* START Data entries *

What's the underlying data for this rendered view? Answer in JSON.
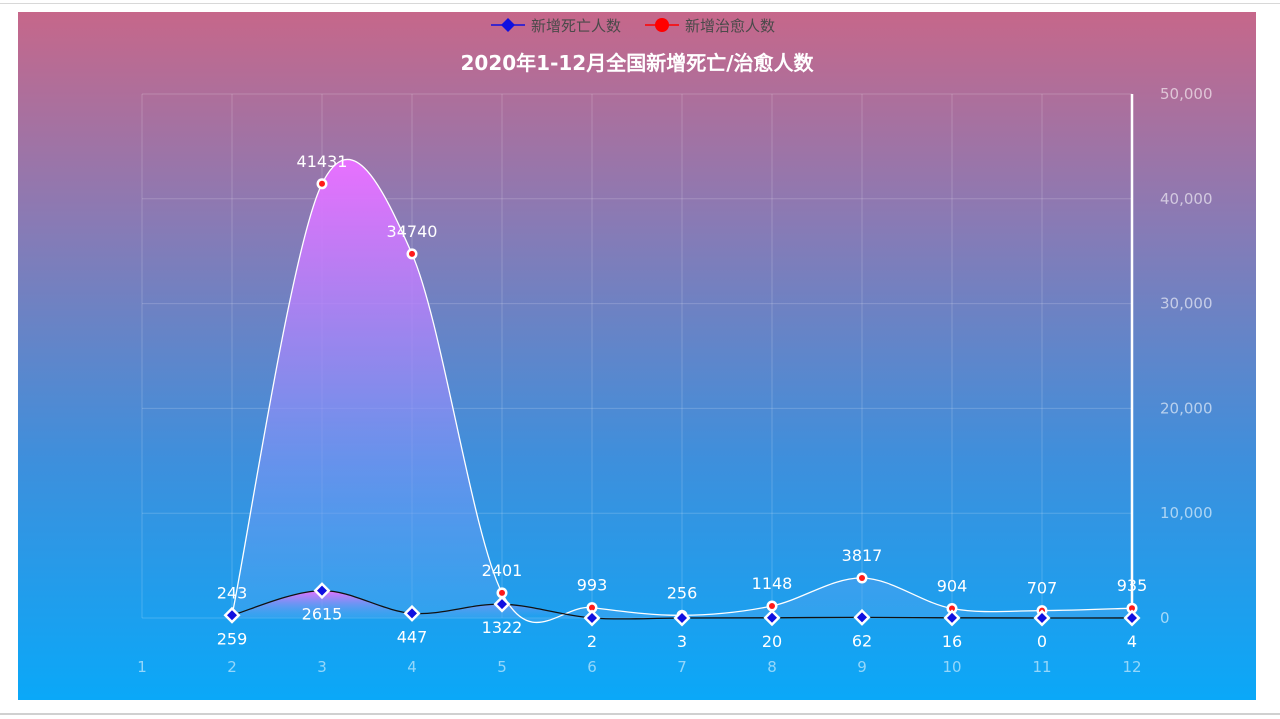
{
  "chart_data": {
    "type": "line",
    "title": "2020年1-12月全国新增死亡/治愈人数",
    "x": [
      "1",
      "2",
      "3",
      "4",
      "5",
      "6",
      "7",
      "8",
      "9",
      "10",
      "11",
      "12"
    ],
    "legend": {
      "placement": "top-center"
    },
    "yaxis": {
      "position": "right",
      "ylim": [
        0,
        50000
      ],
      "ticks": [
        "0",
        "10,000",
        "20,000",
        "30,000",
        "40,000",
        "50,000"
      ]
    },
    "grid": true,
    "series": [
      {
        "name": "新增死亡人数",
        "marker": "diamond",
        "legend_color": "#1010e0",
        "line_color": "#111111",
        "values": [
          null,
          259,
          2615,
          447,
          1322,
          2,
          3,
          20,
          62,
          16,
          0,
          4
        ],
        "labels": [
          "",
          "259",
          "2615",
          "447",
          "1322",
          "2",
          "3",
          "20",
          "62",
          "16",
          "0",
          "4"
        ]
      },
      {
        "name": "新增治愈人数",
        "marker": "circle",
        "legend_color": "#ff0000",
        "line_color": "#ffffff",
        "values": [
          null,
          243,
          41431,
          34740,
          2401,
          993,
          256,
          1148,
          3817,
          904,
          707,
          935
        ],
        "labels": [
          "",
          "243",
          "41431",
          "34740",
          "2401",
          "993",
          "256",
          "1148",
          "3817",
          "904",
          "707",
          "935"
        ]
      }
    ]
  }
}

* END Data entries *

Task - Transcribe the whole listing exactly. Pictures are excluded.

Answer to the exercise -
What's the underlying data for this rendered view? Answer in JSON.
{
  "chart_data": {
    "type": "line",
    "title": "2020年1-12月全国新增死亡/治愈人数",
    "x": [
      "1",
      "2",
      "3",
      "4",
      "5",
      "6",
      "7",
      "8",
      "9",
      "10",
      "11",
      "12"
    ],
    "legend": {
      "placement": "top-center"
    },
    "yaxis": {
      "position": "right",
      "ylim": [
        0,
        50000
      ],
      "ticks": [
        "0",
        "10,000",
        "20,000",
        "30,000",
        "40,000",
        "50,000"
      ]
    },
    "grid": true,
    "series": [
      {
        "name": "新增死亡人数",
        "marker": "diamond",
        "legend_color": "#1010e0",
        "line_color": "#111111",
        "values": [
          null,
          259,
          2615,
          447,
          1322,
          2,
          3,
          20,
          62,
          16,
          0,
          4
        ],
        "labels": [
          "",
          "259",
          "2615",
          "447",
          "1322",
          "2",
          "3",
          "20",
          "62",
          "16",
          "0",
          "4"
        ]
      },
      {
        "name": "新增治愈人数",
        "marker": "circle",
        "legend_color": "#ff0000",
        "line_color": "#ffffff",
        "values": [
          null,
          243,
          41431,
          34740,
          2401,
          993,
          256,
          1148,
          3817,
          904,
          707,
          935
        ],
        "labels": [
          "",
          "243",
          "41431",
          "34740",
          "2401",
          "993",
          "256",
          "1148",
          "3817",
          "904",
          "707",
          "935"
        ]
      }
    ]
  }
}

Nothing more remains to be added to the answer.